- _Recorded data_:
★ ★ ★ ★ ★
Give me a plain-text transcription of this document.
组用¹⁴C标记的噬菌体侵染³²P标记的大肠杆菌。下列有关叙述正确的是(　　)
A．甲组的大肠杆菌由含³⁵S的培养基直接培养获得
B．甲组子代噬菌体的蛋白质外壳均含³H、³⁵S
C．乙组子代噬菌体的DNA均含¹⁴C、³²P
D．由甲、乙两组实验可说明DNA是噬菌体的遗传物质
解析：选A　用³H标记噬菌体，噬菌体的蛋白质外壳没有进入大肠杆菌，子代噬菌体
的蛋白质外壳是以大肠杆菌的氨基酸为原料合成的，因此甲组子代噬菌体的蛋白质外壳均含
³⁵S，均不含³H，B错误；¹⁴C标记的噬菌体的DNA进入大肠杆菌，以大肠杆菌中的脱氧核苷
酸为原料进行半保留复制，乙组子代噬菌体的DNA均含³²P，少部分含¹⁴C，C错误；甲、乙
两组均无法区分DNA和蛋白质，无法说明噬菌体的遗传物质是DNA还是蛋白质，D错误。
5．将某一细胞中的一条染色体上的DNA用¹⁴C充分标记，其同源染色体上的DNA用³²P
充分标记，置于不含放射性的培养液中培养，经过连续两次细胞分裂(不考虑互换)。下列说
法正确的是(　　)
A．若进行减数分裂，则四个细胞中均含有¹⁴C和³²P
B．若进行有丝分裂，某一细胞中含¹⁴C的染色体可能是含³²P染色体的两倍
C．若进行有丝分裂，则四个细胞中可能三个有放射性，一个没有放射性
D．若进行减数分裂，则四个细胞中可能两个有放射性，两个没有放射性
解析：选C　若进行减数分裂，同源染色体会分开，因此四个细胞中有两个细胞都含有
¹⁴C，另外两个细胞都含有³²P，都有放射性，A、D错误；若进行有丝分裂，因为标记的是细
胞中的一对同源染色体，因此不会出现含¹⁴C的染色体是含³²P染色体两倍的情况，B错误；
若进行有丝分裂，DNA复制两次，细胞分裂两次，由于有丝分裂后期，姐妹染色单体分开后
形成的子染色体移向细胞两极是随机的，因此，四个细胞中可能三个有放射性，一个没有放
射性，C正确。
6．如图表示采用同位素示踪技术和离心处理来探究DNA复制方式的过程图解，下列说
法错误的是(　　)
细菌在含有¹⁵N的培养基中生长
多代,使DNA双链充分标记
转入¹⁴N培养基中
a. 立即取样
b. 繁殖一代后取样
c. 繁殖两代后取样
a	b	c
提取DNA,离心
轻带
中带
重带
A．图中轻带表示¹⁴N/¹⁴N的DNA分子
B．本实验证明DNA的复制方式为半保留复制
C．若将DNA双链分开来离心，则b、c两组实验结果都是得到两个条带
★ ★ ★ ★ ★
- _TASK TO CARRY OUT_: Output the listing above without altering a single character.

- _SOLUTION TO THE PROBLEM_:
Give me a plain-text transcription of this document.
组用¹⁴C标记的噬菌体侵染³²P标记的大肠杆菌。下列有关叙述正确的是(　　)
A．甲组的大肠杆菌由含³⁵S的培养基直接培养获得
B．甲组子代噬菌体的蛋白质外壳均含³H、³⁵S
C．乙组子代噬菌体的DNA均含¹⁴C、³²P
D．由甲、乙两组实验可说明DNA是噬菌体的遗传物质
解析：选A　用³H标记噬菌体，噬菌体的蛋白质外壳没有进入大肠杆菌，子代噬菌体
的蛋白质外壳是以大肠杆菌的氨基酸为原料合成的，因此甲组子代噬菌体的蛋白质外壳均含
³⁵S，均不含³H，B错误；¹⁴C标记的噬菌体的DNA进入大肠杆菌，以大肠杆菌中的脱氧核苷
酸为原料进行半保留复制，乙组子代噬菌体的DNA均含³²P，少部分含¹⁴C，C错误；甲、乙
两组均无法区分DNA和蛋白质，无法说明噬菌体的遗传物质是DNA还是蛋白质，D错误。
5．将某一细胞中的一条染色体上的DNA用¹⁴C充分标记，其同源染色体上的DNA用³²P
充分标记，置于不含放射性的培养液中培养，经过连续两次细胞分裂(不考虑互换)。下列说
法正确的是(　　)
A．若进行减数分裂，则四个细胞中均含有¹⁴C和³²P
B．若进行有丝分裂，某一细胞中含¹⁴C的染色体可能是含³²P染色体的两倍
C．若进行有丝分裂，则四个细胞中可能三个有放射性，一个没有放射性
D．若进行减数分裂，则四个细胞中可能两个有放射性，两个没有放射性
解析：选C　若进行减数分裂，同源染色体会分开，因此四个细胞中有两个细胞都含有
¹⁴C，另外两个细胞都含有³²P，都有放射性，A、D错误；若进行有丝分裂，因为标记的是细
胞中的一对同源染色体，因此不会出现含¹⁴C的染色体是含³²P染色体两倍的情况，B错误；
若进行有丝分裂，DNA复制两次，细胞分裂两次，由于有丝分裂后期，姐妹染色单体分开后
形成的子染色体移向细胞两极是随机的，因此，四个细胞中可能三个有放射性，一个没有放
射性，C正确。
6．如图表示采用同位素示踪技术和离心处理来探究DNA复制方式的过程图解，下列说
法错误的是(　　)
细菌在含有¹⁵N的培养基中生长
多代,使DNA双链充分标记
转入¹⁴N培养基中
a. 立即取样
b. 繁殖一代后取样
c. 繁殖两代后取样
a	b	c
提取DNA,离心
轻带
中带
重带
A．图中轻带表示¹⁴N/¹⁴N的DNA分子
B．本实验证明DNA的复制方式为半保留复制
C．若将DNA双链分开来离心，则b、c两组实验结果都是得到两个条带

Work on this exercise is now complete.